# WORK REQUIRED
Extract the data exactly, missing nothing.

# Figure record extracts
>> Start
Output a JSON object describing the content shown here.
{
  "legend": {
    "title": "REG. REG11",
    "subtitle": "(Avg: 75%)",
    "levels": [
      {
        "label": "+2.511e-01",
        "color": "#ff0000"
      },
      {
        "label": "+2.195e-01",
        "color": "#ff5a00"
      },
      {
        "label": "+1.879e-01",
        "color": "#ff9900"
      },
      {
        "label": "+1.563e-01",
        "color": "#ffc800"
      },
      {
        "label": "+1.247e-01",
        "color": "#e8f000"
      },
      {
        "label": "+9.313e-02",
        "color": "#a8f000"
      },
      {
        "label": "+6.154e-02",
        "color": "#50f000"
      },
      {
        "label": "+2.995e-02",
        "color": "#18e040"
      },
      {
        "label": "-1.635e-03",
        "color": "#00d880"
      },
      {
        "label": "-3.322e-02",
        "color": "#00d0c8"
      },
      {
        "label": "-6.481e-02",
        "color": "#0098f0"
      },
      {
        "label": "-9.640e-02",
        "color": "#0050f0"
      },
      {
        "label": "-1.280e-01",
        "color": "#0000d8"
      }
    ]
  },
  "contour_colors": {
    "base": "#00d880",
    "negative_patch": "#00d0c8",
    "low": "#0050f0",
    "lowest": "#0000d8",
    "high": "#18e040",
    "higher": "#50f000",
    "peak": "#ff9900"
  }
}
>> End
# THE RESPONSE
Output a JSON object describing the content shown here.
{
  "legend": {
    "title": "REG. REG11",
    "subtitle": "(Avg: 75%)",
    "levels": [
      {
        "label": "+2.511e-01",
        "color": "#ff0000"
      },
      {
        "label": "+2.195e-01",
        "color": "#ff5a00"
      },
      {
        "label": "+1.879e-01",
        "color": "#ff9900"
      },
      {
        "label": "+1.563e-01",
        "color": "#ffc800"
      },
      {
        "label": "+1.247e-01",
        "color": "#e8f000"
      },
      {
        "label": "+9.313e-02",
        "color": "#a8f000"
      },
      {
        "label": "+6.154e-02",
        "color": "#50f000"
      },
      {
        "label": "+2.995e-02",
        "color": "#18e040"
      },
      {
        "label": "-1.635e-03",
        "color": "#00d880"
      },
      {
        "label": "-3.322e-02",
        "color": "#00d0c8"
      },
      {
        "label": "-6.481e-02",
        "color": "#0098f0"
      },
      {
        "label": "-9.640e-02",
        "color": "#0050f0"
      },
      {
        "label": "-1.280e-01",
        "color": "#0000d8"
      }
    ]
  },
  "contour_colors": {
    "base": "#00d880",
    "negative_patch": "#00d0c8",
    "low": "#0050f0",
    "lowest": "#0000d8",
    "high": "#18e040",
    "higher": "#50f000",
    "peak": "#ff9900"
  }
}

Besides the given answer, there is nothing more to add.